- [OBJECTIVE]: Copy out all lines with the word "kjøpet" in them.

- [MATERIAL PROVIDED]:
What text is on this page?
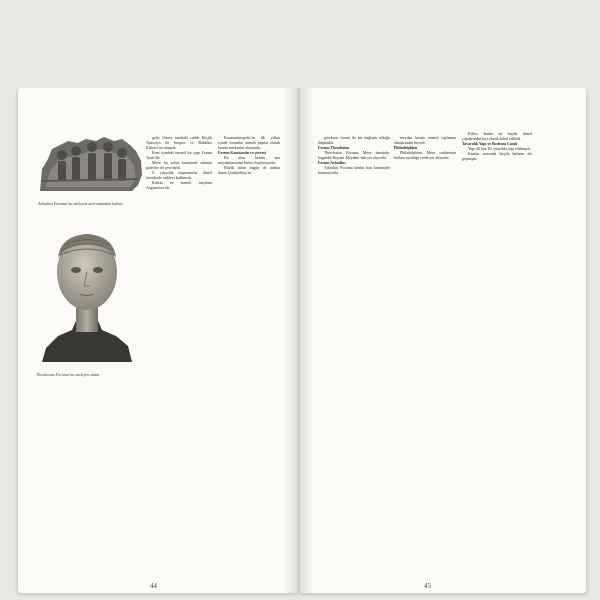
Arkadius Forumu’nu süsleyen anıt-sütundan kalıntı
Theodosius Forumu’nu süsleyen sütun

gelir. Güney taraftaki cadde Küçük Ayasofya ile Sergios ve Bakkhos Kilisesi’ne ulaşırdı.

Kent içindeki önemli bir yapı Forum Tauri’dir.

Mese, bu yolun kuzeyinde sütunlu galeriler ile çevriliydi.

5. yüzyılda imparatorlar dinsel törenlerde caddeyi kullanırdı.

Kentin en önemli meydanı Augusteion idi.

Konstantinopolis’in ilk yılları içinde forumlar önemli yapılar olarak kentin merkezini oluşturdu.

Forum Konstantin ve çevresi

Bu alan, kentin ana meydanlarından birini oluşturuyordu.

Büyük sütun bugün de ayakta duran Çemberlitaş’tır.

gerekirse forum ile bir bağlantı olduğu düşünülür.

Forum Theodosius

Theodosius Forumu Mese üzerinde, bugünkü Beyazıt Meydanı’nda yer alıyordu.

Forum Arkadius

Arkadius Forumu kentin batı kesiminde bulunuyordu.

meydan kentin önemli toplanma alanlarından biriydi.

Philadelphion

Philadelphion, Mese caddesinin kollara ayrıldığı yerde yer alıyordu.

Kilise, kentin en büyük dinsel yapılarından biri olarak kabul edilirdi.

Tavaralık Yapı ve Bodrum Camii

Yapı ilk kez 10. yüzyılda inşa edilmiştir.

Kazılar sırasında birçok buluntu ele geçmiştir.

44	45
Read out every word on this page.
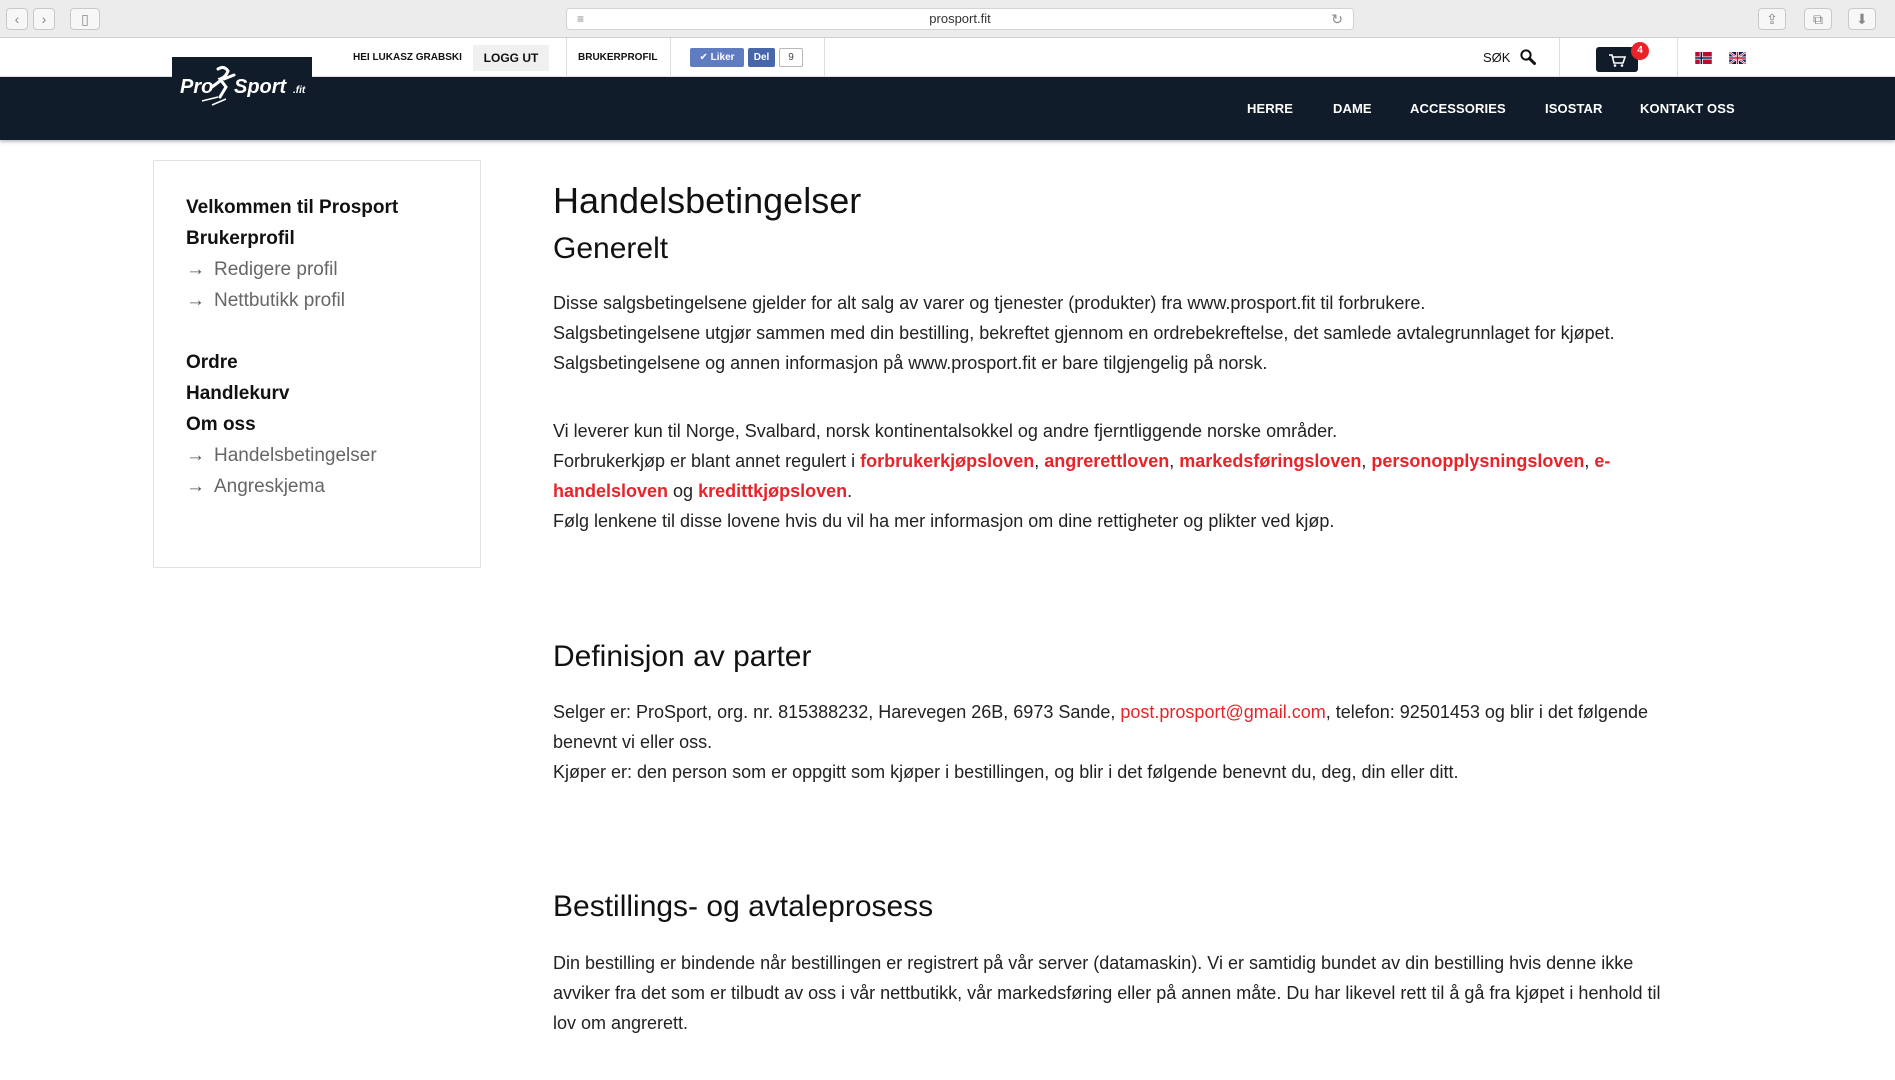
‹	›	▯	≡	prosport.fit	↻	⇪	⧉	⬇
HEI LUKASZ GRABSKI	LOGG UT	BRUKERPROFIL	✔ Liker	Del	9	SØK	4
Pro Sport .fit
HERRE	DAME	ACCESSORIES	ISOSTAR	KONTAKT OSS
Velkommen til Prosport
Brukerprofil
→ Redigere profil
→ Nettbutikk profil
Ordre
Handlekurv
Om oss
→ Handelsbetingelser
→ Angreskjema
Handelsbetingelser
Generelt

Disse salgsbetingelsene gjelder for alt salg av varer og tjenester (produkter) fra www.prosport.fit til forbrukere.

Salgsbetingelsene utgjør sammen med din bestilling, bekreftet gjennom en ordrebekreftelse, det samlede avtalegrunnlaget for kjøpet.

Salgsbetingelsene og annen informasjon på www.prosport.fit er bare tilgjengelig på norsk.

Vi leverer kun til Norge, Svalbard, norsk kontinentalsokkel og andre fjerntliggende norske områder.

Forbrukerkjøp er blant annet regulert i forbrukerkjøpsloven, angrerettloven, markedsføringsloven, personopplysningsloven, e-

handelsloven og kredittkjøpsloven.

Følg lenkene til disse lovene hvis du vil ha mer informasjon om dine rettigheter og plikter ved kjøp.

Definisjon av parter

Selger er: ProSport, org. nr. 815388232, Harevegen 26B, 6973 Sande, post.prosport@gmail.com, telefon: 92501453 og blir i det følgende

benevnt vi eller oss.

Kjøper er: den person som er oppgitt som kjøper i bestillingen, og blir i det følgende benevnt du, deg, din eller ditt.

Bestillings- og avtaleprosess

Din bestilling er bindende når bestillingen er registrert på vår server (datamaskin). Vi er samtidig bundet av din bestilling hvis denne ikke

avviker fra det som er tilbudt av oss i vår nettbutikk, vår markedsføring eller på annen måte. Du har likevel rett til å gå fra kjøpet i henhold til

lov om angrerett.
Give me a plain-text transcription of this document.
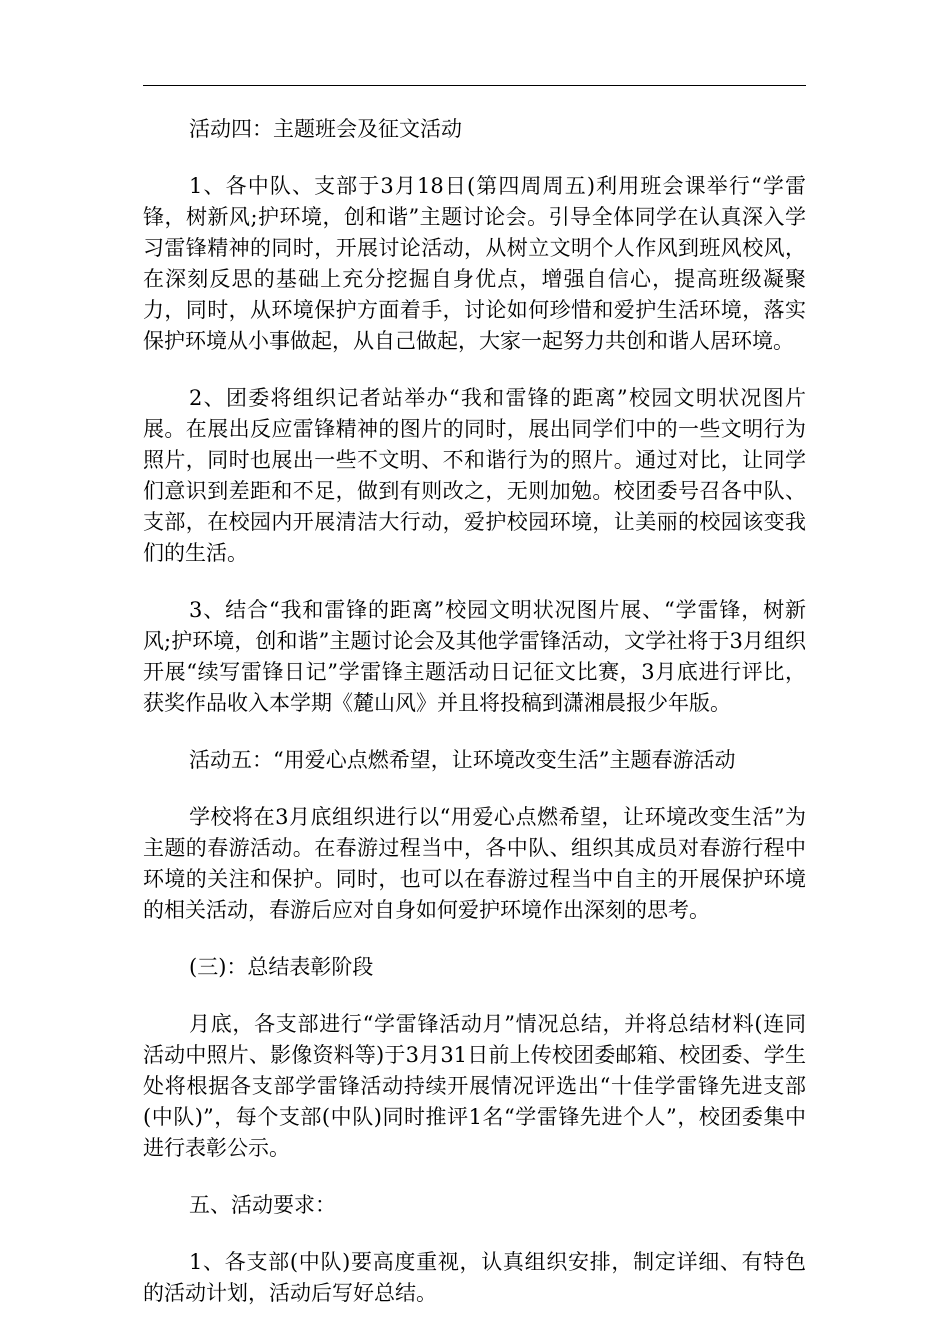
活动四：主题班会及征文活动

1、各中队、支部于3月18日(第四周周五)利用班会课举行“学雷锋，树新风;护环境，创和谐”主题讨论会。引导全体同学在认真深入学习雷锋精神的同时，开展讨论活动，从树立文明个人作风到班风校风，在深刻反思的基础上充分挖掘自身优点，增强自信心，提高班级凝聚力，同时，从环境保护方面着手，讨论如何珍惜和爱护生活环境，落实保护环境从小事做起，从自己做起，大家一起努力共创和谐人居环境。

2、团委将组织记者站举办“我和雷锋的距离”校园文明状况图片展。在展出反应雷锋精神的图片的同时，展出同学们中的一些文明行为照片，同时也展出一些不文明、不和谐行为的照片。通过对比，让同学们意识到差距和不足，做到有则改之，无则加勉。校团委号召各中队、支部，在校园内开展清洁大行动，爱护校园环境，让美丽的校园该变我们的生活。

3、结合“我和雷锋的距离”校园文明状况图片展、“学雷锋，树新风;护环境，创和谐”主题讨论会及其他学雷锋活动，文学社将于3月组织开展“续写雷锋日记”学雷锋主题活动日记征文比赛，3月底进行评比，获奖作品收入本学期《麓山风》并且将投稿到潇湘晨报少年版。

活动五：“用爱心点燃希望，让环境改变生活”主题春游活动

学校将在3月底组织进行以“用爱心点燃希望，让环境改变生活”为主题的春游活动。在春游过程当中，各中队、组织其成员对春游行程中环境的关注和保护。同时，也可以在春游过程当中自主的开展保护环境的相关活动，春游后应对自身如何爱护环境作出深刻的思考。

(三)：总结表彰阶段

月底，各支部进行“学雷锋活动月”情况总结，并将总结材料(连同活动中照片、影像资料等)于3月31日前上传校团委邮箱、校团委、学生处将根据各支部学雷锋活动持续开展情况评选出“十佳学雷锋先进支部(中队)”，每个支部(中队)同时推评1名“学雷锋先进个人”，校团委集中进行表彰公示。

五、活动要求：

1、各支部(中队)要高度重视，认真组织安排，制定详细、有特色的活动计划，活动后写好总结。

- [RIGHT ANSWER]:
Salgsbetingelsene utgjør sammen med din bestilling, bekreftet gjennom en ordrebekreftelse, det samlede avtalegrunnlaget for kjøpet.
avviker fra det som er tilbudt av oss i vår nettbutikk, vår markedsføring eller på annen måte. Du har likevel rett til å gå fra kjøpet i henhold til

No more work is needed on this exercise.